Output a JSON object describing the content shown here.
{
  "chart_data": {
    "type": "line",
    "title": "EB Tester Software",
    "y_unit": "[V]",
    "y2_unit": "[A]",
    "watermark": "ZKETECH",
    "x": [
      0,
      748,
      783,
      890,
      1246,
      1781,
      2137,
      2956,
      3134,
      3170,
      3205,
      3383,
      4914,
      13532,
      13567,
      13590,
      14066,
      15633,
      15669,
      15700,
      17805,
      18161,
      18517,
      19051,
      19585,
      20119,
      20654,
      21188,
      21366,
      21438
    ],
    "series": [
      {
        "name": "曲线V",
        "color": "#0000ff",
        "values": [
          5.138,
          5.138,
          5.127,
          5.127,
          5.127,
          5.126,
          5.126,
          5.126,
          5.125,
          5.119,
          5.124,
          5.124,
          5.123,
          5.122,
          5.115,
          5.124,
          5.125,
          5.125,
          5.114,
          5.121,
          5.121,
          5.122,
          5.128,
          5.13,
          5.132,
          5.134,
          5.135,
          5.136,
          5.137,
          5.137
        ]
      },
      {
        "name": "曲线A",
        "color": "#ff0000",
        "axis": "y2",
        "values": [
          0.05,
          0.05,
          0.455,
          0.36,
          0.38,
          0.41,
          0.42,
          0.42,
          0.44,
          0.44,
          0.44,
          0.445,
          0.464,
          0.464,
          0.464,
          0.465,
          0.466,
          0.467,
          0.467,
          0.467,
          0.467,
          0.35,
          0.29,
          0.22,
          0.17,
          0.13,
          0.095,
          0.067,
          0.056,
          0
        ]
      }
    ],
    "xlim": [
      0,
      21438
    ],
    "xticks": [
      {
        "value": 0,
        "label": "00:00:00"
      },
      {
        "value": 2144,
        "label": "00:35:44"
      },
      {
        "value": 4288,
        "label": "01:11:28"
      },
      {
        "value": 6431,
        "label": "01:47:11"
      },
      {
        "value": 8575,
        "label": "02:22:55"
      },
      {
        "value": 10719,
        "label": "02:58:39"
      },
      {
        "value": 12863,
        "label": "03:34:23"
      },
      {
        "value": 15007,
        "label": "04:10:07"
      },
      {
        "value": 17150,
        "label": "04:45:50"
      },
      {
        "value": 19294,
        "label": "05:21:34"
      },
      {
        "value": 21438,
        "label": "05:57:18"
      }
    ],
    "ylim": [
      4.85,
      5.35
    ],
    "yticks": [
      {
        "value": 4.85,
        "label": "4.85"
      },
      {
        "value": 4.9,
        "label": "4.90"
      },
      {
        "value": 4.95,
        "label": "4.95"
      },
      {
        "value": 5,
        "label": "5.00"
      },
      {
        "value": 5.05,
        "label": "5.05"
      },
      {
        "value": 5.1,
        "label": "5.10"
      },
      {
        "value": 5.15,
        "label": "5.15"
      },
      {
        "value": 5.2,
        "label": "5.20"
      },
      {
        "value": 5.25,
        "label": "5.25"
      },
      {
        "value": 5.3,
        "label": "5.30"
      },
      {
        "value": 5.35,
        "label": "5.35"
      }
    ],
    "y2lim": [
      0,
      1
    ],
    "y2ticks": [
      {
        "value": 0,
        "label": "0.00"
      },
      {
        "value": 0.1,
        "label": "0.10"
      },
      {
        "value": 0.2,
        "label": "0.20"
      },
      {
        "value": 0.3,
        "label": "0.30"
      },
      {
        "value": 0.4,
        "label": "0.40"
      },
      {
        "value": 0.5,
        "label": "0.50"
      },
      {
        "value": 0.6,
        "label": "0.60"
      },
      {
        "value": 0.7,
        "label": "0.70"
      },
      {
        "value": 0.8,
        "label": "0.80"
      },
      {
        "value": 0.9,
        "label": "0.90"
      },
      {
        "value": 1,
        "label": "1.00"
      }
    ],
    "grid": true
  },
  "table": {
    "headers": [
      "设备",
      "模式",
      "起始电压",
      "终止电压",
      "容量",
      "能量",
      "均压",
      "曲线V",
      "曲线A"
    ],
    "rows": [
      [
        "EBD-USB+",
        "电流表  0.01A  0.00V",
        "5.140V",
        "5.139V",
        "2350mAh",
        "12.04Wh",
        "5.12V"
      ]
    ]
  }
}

-- -- --

• _Exercise objective_: Produce a verbatim transcription of the entries above.

• _Answer for the task_:
Output a JSON object describing the content shown here.
{
  "chart_data": {
    "type": "line",
    "title": "EB Tester Software",
    "y_unit": "[V]",
    "y2_unit": "[A]",
    "watermark": "ZKETECH",
    "x": [
      0,
      748,
      783,
      890,
      1246,
      1781,
      2137,
      2956,
      3134,
      3170,
      3205,
      3383,
      4914,
      13532,
      13567,
      13590,
      14066,
      15633,
      15669,
      15700,
      17805,
      18161,
      18517,
      19051,
      19585,
      20119,
      20654,
      21188,
      21366,
      21438
    ],
    "series": [
      {
        "name": "曲线V",
        "color": "#0000ff",
        "values": [
          5.138,
          5.138,
          5.127,
          5.127,
          5.127,
          5.126,
          5.126,
          5.126,
          5.125,
          5.119,
          5.124,
          5.124,
          5.123,
          5.122,
          5.115,
          5.124,
          5.125,
          5.125,
          5.114,
          5.121,
          5.121,
          5.122,
          5.128,
          5.13,
          5.132,
          5.134,
          5.135,
          5.136,
          5.137,
          5.137
        ]
      },
      {
        "name": "曲线A",
        "color": "#ff0000",
        "axis": "y2",
        "values": [
          0.05,
          0.05,
          0.455,
          0.36,
          0.38,
          0.41,
          0.42,
          0.42,
          0.44,
          0.44,
          0.44,
          0.445,
          0.464,
          0.464,
          0.464,
          0.465,
          0.466,
          0.467,
          0.467,
          0.467,
          0.467,
          0.35,
          0.29,
          0.22,
          0.17,
          0.13,
          0.095,
          0.067,
          0.056,
          0
        ]
      }
    ],
    "xlim": [
      0,
      21438
    ],
    "xticks": [
      {
        "value": 0,
        "label": "00:00:00"
      },
      {
        "value": 2144,
        "label": "00:35:44"
      },
      {
        "value": 4288,
        "label": "01:11:28"
      },
      {
        "value": 6431,
        "label": "01:47:11"
      },
      {
        "value": 8575,
        "label": "02:22:55"
      },
      {
        "value": 10719,
        "label": "02:58:39"
      },
      {
        "value": 12863,
        "label": "03:34:23"
      },
      {
        "value": 15007,
        "label": "04:10:07"
      },
      {
        "value": 17150,
        "label": "04:45:50"
      },
      {
        "value": 19294,
        "label": "05:21:34"
      },
      {
        "value": 21438,
        "label": "05:57:18"
      }
    ],
    "ylim": [
      4.85,
      5.35
    ],
    "yticks": [
      {
        "value": 4.85,
        "label": "4.85"
      },
      {
        "value": 4.9,
        "label": "4.90"
      },
      {
        "value": 4.95,
        "label": "4.95"
      },
      {
        "value": 5,
        "label": "5.00"
      },
      {
        "value": 5.05,
        "label": "5.05"
      },
      {
        "value": 5.1,
        "label": "5.10"
      },
      {
        "value": 5.15,
        "label": "5.15"
      },
      {
        "value": 5.2,
        "label": "5.20"
      },
      {
        "value": 5.25,
        "label": "5.25"
      },
      {
        "value": 5.3,
        "label": "5.30"
      },
      {
        "value": 5.35,
        "label": "5.35"
      }
    ],
    "y2lim": [
      0,
      1
    ],
    "y2ticks": [
      {
        "value": 0,
        "label": "0.00"
      },
      {
        "value": 0.1,
        "label": "0.10"
      },
      {
        "value": 0.2,
        "label": "0.20"
      },
      {
        "value": 0.3,
        "label": "0.30"
      },
      {
        "value": 0.4,
        "label": "0.40"
      },
      {
        "value": 0.5,
        "label": "0.50"
      },
      {
        "value": 0.6,
        "label": "0.60"
      },
      {
        "value": 0.7,
        "label": "0.70"
      },
      {
        "value": 0.8,
        "label": "0.80"
      },
      {
        "value": 0.9,
        "label": "0.90"
      },
      {
        "value": 1,
        "label": "1.00"
      }
    ],
    "grid": true
  },
  "table": {
    "headers": [
      "设备",
      "模式",
      "起始电压",
      "终止电压",
      "容量",
      "能量",
      "均压",
      "曲线V",
      "曲线A"
    ],
    "rows": [
      [
        "EBD-USB+",
        "电流表  0.01A  0.00V",
        "5.140V",
        "5.139V",
        "2350mAh",
        "12.04Wh",
        "5.12V"
      ]
    ]
  }
}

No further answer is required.